- **Short problem**: Pick out each line of the records in which the word "actively" appears.

Data extracted from a collection:
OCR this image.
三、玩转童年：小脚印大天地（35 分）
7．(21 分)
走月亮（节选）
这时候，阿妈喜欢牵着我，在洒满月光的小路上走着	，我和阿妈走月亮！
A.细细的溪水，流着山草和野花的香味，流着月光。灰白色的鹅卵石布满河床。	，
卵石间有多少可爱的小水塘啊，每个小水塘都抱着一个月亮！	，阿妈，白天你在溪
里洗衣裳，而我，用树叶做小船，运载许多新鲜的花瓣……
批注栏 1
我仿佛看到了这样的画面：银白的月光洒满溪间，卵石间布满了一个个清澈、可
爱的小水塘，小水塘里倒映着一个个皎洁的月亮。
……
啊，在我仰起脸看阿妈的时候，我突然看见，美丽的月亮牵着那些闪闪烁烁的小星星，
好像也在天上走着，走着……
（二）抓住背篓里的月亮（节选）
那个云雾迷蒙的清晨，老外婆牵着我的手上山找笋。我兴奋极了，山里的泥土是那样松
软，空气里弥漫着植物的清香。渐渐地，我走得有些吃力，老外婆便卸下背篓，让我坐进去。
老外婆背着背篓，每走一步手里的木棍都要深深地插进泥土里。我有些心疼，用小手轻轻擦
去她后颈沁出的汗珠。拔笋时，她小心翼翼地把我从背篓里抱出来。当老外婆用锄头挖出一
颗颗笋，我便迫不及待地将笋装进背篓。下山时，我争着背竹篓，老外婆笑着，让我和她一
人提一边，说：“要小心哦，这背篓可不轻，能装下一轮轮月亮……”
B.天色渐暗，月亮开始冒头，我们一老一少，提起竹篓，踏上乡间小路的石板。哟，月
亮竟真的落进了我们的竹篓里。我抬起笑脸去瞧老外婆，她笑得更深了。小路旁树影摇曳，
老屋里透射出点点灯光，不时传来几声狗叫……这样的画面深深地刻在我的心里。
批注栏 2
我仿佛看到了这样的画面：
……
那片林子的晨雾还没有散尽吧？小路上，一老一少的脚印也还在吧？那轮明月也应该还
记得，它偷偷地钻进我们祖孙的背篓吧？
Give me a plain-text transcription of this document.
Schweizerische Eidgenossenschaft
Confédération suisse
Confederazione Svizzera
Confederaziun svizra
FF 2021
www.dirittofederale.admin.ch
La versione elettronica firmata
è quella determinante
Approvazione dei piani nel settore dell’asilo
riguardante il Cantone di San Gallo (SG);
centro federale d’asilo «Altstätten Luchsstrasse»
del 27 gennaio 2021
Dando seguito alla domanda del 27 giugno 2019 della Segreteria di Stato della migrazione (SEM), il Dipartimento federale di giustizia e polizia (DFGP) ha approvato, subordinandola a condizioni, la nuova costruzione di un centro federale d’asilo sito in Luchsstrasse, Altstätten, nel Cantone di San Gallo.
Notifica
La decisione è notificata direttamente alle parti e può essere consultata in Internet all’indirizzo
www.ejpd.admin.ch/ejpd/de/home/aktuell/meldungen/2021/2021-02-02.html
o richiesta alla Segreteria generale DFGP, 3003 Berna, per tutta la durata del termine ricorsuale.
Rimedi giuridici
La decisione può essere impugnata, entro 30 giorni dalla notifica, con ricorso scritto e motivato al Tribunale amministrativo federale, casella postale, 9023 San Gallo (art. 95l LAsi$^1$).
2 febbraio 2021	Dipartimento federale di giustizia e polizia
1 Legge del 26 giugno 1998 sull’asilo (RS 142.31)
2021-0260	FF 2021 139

==

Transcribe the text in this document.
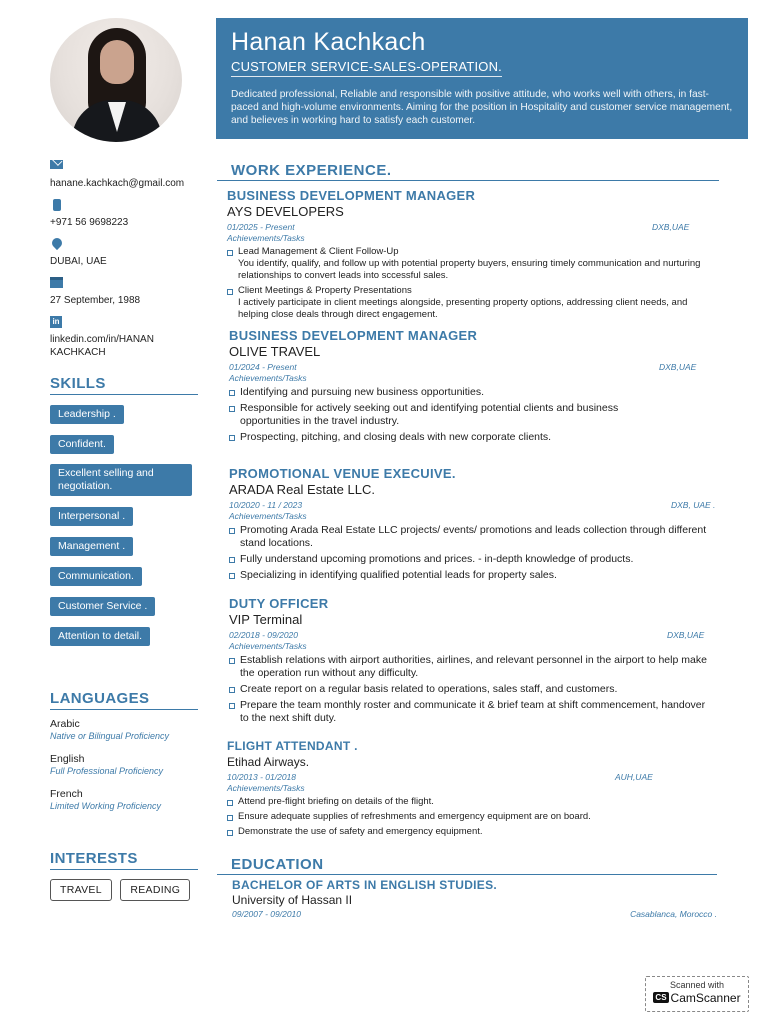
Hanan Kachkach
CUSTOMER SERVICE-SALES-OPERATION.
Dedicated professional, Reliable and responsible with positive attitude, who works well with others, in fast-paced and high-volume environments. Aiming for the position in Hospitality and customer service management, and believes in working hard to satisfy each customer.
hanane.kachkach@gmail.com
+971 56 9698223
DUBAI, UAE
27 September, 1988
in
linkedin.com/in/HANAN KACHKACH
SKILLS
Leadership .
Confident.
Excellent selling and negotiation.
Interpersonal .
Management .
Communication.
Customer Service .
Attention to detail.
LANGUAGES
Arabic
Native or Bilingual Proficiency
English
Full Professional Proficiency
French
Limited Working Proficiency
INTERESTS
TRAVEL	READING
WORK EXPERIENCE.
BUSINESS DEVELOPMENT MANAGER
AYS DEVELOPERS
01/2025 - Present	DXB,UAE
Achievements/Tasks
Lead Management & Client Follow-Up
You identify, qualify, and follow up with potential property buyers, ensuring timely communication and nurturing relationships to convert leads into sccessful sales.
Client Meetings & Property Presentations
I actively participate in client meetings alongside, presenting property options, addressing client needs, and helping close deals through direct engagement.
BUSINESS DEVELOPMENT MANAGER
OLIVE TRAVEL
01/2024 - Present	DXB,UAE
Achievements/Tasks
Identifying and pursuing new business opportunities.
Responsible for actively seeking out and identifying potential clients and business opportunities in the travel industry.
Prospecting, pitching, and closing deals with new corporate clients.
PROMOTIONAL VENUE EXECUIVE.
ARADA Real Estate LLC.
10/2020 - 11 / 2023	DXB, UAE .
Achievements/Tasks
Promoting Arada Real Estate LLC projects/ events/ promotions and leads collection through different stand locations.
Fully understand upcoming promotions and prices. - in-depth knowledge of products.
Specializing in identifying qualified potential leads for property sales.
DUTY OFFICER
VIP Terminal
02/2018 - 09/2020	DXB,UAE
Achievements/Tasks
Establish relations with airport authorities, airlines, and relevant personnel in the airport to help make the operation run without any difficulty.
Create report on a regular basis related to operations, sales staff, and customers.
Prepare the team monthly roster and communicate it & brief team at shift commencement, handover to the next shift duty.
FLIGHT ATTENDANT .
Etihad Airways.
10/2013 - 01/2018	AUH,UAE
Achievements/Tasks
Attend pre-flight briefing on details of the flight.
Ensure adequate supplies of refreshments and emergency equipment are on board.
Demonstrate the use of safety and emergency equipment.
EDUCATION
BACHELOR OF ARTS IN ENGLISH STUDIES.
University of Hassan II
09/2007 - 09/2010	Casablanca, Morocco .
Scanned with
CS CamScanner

- **Response**:
I actively participate in client meetings alongside, presenting property options, addressing client needs, and helping close deals through direct engagement.
Responsible for actively seeking out and identifying potential clients and business opportunities in the travel industry.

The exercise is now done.